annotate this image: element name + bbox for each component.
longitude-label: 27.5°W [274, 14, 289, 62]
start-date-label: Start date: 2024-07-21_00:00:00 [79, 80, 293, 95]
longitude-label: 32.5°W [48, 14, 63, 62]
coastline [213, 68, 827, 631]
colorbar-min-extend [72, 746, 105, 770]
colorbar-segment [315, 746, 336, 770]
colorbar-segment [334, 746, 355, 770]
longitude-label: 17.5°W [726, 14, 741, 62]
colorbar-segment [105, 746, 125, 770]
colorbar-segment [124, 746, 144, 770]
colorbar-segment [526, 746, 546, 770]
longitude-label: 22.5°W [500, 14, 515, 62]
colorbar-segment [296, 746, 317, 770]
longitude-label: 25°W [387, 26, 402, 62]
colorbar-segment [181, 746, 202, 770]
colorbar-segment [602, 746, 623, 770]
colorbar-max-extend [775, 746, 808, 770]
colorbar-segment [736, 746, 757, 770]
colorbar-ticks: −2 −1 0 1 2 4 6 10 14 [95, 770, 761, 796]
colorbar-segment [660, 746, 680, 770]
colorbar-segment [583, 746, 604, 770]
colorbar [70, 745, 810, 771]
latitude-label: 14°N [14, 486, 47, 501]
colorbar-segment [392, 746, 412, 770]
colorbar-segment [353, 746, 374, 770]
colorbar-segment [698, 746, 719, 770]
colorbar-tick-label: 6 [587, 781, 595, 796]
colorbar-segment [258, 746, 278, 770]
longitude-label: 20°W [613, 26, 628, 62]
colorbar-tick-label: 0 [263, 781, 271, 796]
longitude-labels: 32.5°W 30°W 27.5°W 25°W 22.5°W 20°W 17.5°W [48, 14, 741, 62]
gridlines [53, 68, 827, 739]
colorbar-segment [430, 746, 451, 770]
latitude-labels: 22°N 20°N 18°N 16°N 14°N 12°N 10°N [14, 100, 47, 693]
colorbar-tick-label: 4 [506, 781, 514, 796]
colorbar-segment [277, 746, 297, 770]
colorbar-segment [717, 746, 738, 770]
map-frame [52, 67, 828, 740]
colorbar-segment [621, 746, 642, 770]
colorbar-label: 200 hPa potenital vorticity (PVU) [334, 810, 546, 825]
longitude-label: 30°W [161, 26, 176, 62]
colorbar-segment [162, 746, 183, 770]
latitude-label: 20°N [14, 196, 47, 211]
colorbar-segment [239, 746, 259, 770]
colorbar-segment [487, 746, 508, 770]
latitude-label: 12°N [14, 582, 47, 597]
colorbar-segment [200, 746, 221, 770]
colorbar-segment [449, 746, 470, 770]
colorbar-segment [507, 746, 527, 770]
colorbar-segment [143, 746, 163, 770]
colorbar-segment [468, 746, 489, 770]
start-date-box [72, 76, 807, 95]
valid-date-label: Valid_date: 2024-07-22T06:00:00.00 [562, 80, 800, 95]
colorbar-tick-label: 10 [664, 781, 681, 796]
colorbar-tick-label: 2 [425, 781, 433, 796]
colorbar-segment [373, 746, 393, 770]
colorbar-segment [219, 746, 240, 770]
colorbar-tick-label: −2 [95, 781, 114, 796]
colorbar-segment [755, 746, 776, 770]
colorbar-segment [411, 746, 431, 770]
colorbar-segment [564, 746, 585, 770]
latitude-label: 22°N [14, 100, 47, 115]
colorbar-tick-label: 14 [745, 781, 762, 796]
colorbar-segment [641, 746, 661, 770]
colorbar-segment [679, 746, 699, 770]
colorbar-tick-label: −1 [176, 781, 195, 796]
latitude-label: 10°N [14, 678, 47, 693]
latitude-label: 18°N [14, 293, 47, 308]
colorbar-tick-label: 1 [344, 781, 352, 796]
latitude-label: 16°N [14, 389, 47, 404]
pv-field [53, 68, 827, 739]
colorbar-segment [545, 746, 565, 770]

* Exercise objective
Please copy every line of the records above verbatim.

* Solution for this exercise
annotate this image: element name + bbox for each component.
longitude-label: 27.5°W [274, 14, 289, 62]
start-date-label: Start date: 2024-07-21_00:00:00 [79, 80, 293, 95]
longitude-label: 32.5°W [48, 14, 63, 62]
coastline [213, 68, 827, 631]
colorbar-min-extend [72, 746, 105, 770]
colorbar-segment [315, 746, 336, 770]
colorbar-segment [334, 746, 355, 770]
longitude-label: 17.5°W [726, 14, 741, 62]
colorbar-segment [105, 746, 125, 770]
colorbar-segment [124, 746, 144, 770]
colorbar-segment [526, 746, 546, 770]
longitude-label: 22.5°W [500, 14, 515, 62]
colorbar-segment [296, 746, 317, 770]
longitude-label: 25°W [387, 26, 402, 62]
colorbar-segment [181, 746, 202, 770]
colorbar-segment [602, 746, 623, 770]
colorbar-max-extend [775, 746, 808, 770]
colorbar-segment [736, 746, 757, 770]
colorbar-ticks: −2 −1 0 1 2 4 6 10 14 [95, 770, 761, 796]
colorbar-segment [660, 746, 680, 770]
colorbar-segment [583, 746, 604, 770]
colorbar [70, 745, 810, 771]
latitude-label: 14°N [14, 486, 47, 501]
colorbar-segment [392, 746, 412, 770]
colorbar-segment [353, 746, 374, 770]
colorbar-segment [698, 746, 719, 770]
colorbar-tick-label: 6 [587, 781, 595, 796]
colorbar-segment [258, 746, 278, 770]
longitude-label: 20°W [613, 26, 628, 62]
colorbar-tick-label: 0 [263, 781, 271, 796]
longitude-labels: 32.5°W 30°W 27.5°W 25°W 22.5°W 20°W 17.5°W [48, 14, 741, 62]
gridlines [53, 68, 827, 739]
colorbar-segment [430, 746, 451, 770]
latitude-labels: 22°N 20°N 18°N 16°N 14°N 12°N 10°N [14, 100, 47, 693]
colorbar-tick-label: 4 [506, 781, 514, 796]
colorbar-segment [277, 746, 297, 770]
colorbar-segment [717, 746, 738, 770]
map-frame [52, 67, 828, 740]
colorbar-segment [621, 746, 642, 770]
colorbar-label: 200 hPa potenital vorticity (PVU) [334, 810, 546, 825]
longitude-label: 30°W [161, 26, 176, 62]
colorbar-segment [162, 746, 183, 770]
latitude-label: 20°N [14, 196, 47, 211]
colorbar-segment [239, 746, 259, 770]
colorbar-segment [487, 746, 508, 770]
latitude-label: 12°N [14, 582, 47, 597]
colorbar-segment [200, 746, 221, 770]
colorbar-segment [449, 746, 470, 770]
colorbar-segment [507, 746, 527, 770]
colorbar-segment [143, 746, 163, 770]
colorbar-segment [468, 746, 489, 770]
start-date-box [72, 76, 807, 95]
valid-date-label: Valid_date: 2024-07-22T06:00:00.00 [562, 80, 800, 95]
colorbar-tick-label: 10 [664, 781, 681, 796]
colorbar-tick-label: 2 [425, 781, 433, 796]
colorbar-segment [373, 746, 393, 770]
colorbar-segment [219, 746, 240, 770]
colorbar-tick-label: −2 [95, 781, 114, 796]
colorbar-segment [755, 746, 776, 770]
colorbar-segment [411, 746, 431, 770]
colorbar-segment [564, 746, 585, 770]
latitude-label: 22°N [14, 100, 47, 115]
colorbar-tick-label: 14 [745, 781, 762, 796]
colorbar-segment [641, 746, 661, 770]
colorbar-segment [679, 746, 699, 770]
colorbar-tick-label: −1 [176, 781, 195, 796]
latitude-label: 10°N [14, 678, 47, 693]
latitude-label: 18°N [14, 293, 47, 308]
colorbar-tick-label: 1 [344, 781, 352, 796]
latitude-label: 16°N [14, 389, 47, 404]
pv-field [53, 68, 827, 739]
colorbar-segment [545, 746, 565, 770]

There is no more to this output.